- INPUT FOR THIS TASK:
————————

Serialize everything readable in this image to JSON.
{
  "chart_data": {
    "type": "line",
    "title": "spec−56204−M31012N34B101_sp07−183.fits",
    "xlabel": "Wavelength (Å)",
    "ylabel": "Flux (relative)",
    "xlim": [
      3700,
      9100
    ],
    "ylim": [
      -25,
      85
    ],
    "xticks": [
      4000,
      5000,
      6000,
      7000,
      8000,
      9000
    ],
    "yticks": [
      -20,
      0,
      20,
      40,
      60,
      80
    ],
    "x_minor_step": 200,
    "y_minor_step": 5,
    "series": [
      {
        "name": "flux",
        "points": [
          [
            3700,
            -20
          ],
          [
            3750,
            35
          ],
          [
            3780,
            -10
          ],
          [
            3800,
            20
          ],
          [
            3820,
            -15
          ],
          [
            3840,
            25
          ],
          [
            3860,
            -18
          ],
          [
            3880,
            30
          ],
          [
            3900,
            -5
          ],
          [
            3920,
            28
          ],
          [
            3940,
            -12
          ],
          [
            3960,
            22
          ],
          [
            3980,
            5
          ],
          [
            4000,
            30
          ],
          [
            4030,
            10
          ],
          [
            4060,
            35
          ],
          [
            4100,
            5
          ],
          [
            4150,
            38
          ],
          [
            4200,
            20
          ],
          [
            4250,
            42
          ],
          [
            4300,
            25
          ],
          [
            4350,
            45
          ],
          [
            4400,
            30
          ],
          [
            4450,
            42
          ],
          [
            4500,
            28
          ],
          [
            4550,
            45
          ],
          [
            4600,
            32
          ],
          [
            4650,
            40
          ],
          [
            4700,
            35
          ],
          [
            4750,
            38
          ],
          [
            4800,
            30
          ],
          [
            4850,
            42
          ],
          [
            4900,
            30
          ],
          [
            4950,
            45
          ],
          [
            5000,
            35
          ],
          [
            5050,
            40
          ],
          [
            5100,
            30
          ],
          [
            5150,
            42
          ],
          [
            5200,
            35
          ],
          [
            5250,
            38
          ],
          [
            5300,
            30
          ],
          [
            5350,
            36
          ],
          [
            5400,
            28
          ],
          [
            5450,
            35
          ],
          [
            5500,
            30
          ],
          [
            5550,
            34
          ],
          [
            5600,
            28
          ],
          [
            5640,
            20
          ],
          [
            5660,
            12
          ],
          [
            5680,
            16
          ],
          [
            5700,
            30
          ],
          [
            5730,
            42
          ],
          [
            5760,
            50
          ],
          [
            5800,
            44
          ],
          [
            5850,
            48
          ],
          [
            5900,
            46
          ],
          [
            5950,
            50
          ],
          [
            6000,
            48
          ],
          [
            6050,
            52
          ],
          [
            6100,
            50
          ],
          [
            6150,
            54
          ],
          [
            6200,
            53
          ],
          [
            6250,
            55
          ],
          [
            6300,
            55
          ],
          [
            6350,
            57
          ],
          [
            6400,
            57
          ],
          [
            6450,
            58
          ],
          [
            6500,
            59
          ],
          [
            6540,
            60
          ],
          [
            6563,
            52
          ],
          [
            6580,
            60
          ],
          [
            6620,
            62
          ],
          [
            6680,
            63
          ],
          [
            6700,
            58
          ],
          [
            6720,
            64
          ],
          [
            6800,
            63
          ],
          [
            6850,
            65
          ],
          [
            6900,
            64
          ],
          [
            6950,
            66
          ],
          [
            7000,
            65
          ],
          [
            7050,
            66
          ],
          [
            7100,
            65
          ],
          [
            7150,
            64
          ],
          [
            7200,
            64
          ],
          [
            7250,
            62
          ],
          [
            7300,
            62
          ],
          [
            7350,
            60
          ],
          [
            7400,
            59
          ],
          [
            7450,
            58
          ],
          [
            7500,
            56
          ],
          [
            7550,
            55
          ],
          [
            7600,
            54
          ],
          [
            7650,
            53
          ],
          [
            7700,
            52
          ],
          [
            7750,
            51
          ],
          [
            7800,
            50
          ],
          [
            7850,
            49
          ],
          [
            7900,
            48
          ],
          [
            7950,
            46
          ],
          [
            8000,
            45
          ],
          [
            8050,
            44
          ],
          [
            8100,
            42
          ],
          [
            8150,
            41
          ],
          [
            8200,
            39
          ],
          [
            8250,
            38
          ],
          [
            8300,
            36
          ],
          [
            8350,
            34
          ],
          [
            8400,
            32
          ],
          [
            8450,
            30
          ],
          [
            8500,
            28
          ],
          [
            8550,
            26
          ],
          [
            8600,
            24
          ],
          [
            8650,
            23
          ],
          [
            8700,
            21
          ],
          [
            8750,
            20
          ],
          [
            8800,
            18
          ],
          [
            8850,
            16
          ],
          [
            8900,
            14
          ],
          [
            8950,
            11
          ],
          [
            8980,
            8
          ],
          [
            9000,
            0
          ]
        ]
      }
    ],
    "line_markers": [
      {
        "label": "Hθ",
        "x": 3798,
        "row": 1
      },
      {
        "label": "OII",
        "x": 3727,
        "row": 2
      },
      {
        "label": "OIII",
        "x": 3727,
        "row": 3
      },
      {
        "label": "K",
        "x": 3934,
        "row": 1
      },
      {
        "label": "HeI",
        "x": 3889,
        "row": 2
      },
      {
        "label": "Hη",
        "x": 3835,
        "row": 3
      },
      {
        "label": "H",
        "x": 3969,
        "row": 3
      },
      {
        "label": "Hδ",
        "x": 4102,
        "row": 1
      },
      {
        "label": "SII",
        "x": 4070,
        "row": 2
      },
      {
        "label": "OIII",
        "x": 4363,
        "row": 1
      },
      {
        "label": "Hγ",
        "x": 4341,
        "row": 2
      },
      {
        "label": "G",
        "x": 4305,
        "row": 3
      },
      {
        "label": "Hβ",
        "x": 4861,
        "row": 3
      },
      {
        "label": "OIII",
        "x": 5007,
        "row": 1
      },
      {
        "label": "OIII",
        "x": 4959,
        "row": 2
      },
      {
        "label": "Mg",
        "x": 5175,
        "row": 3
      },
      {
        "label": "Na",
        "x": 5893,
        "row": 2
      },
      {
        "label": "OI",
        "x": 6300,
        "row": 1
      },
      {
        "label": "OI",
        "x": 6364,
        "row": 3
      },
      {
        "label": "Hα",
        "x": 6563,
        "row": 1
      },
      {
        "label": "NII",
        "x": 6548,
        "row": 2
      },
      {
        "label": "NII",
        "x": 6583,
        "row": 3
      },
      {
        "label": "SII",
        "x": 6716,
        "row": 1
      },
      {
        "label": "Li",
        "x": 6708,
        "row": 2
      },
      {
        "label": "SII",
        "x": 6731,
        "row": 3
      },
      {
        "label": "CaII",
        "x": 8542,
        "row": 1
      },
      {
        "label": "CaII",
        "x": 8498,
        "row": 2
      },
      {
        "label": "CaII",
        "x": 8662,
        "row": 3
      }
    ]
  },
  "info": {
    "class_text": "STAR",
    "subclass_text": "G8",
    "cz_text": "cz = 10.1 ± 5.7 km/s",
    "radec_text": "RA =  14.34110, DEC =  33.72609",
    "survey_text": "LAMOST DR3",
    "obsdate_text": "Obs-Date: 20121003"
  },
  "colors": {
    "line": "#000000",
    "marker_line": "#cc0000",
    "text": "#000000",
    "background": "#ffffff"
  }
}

————————

- EXERCISE:
Each record should come back exactly as written.

- FINISHED ANSWER:
Serialize everything readable in this image to JSON.
{
  "chart_data": {
    "type": "line",
    "title": "spec−56204−M31012N34B101_sp07−183.fits",
    "xlabel": "Wavelength (Å)",
    "ylabel": "Flux (relative)",
    "xlim": [
      3700,
      9100
    ],
    "ylim": [
      -25,
      85
    ],
    "xticks": [
      4000,
      5000,
      6000,
      7000,
      8000,
      9000
    ],
    "yticks": [
      -20,
      0,
      20,
      40,
      60,
      80
    ],
    "x_minor_step": 200,
    "y_minor_step": 5,
    "series": [
      {
        "name": "flux",
        "points": [
          [
            3700,
            -20
          ],
          [
            3750,
            35
          ],
          [
            3780,
            -10
          ],
          [
            3800,
            20
          ],
          [
            3820,
            -15
          ],
          [
            3840,
            25
          ],
          [
            3860,
            -18
          ],
          [
            3880,
            30
          ],
          [
            3900,
            -5
          ],
          [
            3920,
            28
          ],
          [
            3940,
            -12
          ],
          [
            3960,
            22
          ],
          [
            3980,
            5
          ],
          [
            4000,
            30
          ],
          [
            4030,
            10
          ],
          [
            4060,
            35
          ],
          [
            4100,
            5
          ],
          [
            4150,
            38
          ],
          [
            4200,
            20
          ],
          [
            4250,
            42
          ],
          [
            4300,
            25
          ],
          [
            4350,
            45
          ],
          [
            4400,
            30
          ],
          [
            4450,
            42
          ],
          [
            4500,
            28
          ],
          [
            4550,
            45
          ],
          [
            4600,
            32
          ],
          [
            4650,
            40
          ],
          [
            4700,
            35
          ],
          [
            4750,
            38
          ],
          [
            4800,
            30
          ],
          [
            4850,
            42
          ],
          [
            4900,
            30
          ],
          [
            4950,
            45
          ],
          [
            5000,
            35
          ],
          [
            5050,
            40
          ],
          [
            5100,
            30
          ],
          [
            5150,
            42
          ],
          [
            5200,
            35
          ],
          [
            5250,
            38
          ],
          [
            5300,
            30
          ],
          [
            5350,
            36
          ],
          [
            5400,
            28
          ],
          [
            5450,
            35
          ],
          [
            5500,
            30
          ],
          [
            5550,
            34
          ],
          [
            5600,
            28
          ],
          [
            5640,
            20
          ],
          [
            5660,
            12
          ],
          [
            5680,
            16
          ],
          [
            5700,
            30
          ],
          [
            5730,
            42
          ],
          [
            5760,
            50
          ],
          [
            5800,
            44
          ],
          [
            5850,
            48
          ],
          [
            5900,
            46
          ],
          [
            5950,
            50
          ],
          [
            6000,
            48
          ],
          [
            6050,
            52
          ],
          [
            6100,
            50
          ],
          [
            6150,
            54
          ],
          [
            6200,
            53
          ],
          [
            6250,
            55
          ],
          [
            6300,
            55
          ],
          [
            6350,
            57
          ],
          [
            6400,
            57
          ],
          [
            6450,
            58
          ],
          [
            6500,
            59
          ],
          [
            6540,
            60
          ],
          [
            6563,
            52
          ],
          [
            6580,
            60
          ],
          [
            6620,
            62
          ],
          [
            6680,
            63
          ],
          [
            6700,
            58
          ],
          [
            6720,
            64
          ],
          [
            6800,
            63
          ],
          [
            6850,
            65
          ],
          [
            6900,
            64
          ],
          [
            6950,
            66
          ],
          [
            7000,
            65
          ],
          [
            7050,
            66
          ],
          [
            7100,
            65
          ],
          [
            7150,
            64
          ],
          [
            7200,
            64
          ],
          [
            7250,
            62
          ],
          [
            7300,
            62
          ],
          [
            7350,
            60
          ],
          [
            7400,
            59
          ],
          [
            7450,
            58
          ],
          [
            7500,
            56
          ],
          [
            7550,
            55
          ],
          [
            7600,
            54
          ],
          [
            7650,
            53
          ],
          [
            7700,
            52
          ],
          [
            7750,
            51
          ],
          [
            7800,
            50
          ],
          [
            7850,
            49
          ],
          [
            7900,
            48
          ],
          [
            7950,
            46
          ],
          [
            8000,
            45
          ],
          [
            8050,
            44
          ],
          [
            8100,
            42
          ],
          [
            8150,
            41
          ],
          [
            8200,
            39
          ],
          [
            8250,
            38
          ],
          [
            8300,
            36
          ],
          [
            8350,
            34
          ],
          [
            8400,
            32
          ],
          [
            8450,
            30
          ],
          [
            8500,
            28
          ],
          [
            8550,
            26
          ],
          [
            8600,
            24
          ],
          [
            8650,
            23
          ],
          [
            8700,
            21
          ],
          [
            8750,
            20
          ],
          [
            8800,
            18
          ],
          [
            8850,
            16
          ],
          [
            8900,
            14
          ],
          [
            8950,
            11
          ],
          [
            8980,
            8
          ],
          [
            9000,
            0
          ]
        ]
      }
    ],
    "line_markers": [
      {
        "label": "Hθ",
        "x": 3798,
        "row": 1
      },
      {
        "label": "OII",
        "x": 3727,
        "row": 2
      },
      {
        "label": "OIII",
        "x": 3727,
        "row": 3
      },
      {
        "label": "K",
        "x": 3934,
        "row": 1
      },
      {
        "label": "HeI",
        "x": 3889,
        "row": 2
      },
      {
        "label": "Hη",
        "x": 3835,
        "row": 3
      },
      {
        "label": "H",
        "x": 3969,
        "row": 3
      },
      {
        "label": "Hδ",
        "x": 4102,
        "row": 1
      },
      {
        "label": "SII",
        "x": 4070,
        "row": 2
      },
      {
        "label": "OIII",
        "x": 4363,
        "row": 1
      },
      {
        "label": "Hγ",
        "x": 4341,
        "row": 2
      },
      {
        "label": "G",
        "x": 4305,
        "row": 3
      },
      {
        "label": "Hβ",
        "x": 4861,
        "row": 3
      },
      {
        "label": "OIII",
        "x": 5007,
        "row": 1
      },
      {
        "label": "OIII",
        "x": 4959,
        "row": 2
      },
      {
        "label": "Mg",
        "x": 5175,
        "row": 3
      },
      {
        "label": "Na",
        "x": 5893,
        "row": 2
      },
      {
        "label": "OI",
        "x": 6300,
        "row": 1
      },
      {
        "label": "OI",
        "x": 6364,
        "row": 3
      },
      {
        "label": "Hα",
        "x": 6563,
        "row": 1
      },
      {
        "label": "NII",
        "x": 6548,
        "row": 2
      },
      {
        "label": "NII",
        "x": 6583,
        "row": 3
      },
      {
        "label": "SII",
        "x": 6716,
        "row": 1
      },
      {
        "label": "Li",
        "x": 6708,
        "row": 2
      },
      {
        "label": "SII",
        "x": 6731,
        "row": 3
      },
      {
        "label": "CaII",
        "x": 8542,
        "row": 1
      },
      {
        "label": "CaII",
        "x": 8498,
        "row": 2
      },
      {
        "label": "CaII",
        "x": 8662,
        "row": 3
      }
    ]
  },
  "info": {
    "class_text": "STAR",
    "subclass_text": "G8",
    "cz_text": "cz = 10.1 ± 5.7 km/s",
    "radec_text": "RA =  14.34110, DEC =  33.72609",
    "survey_text": "LAMOST DR3",
    "obsdate_text": "Obs-Date: 20121003"
  },
  "colors": {
    "line": "#000000",
    "marker_line": "#cc0000",
    "text": "#000000",
    "background": "#ffffff"
  }
}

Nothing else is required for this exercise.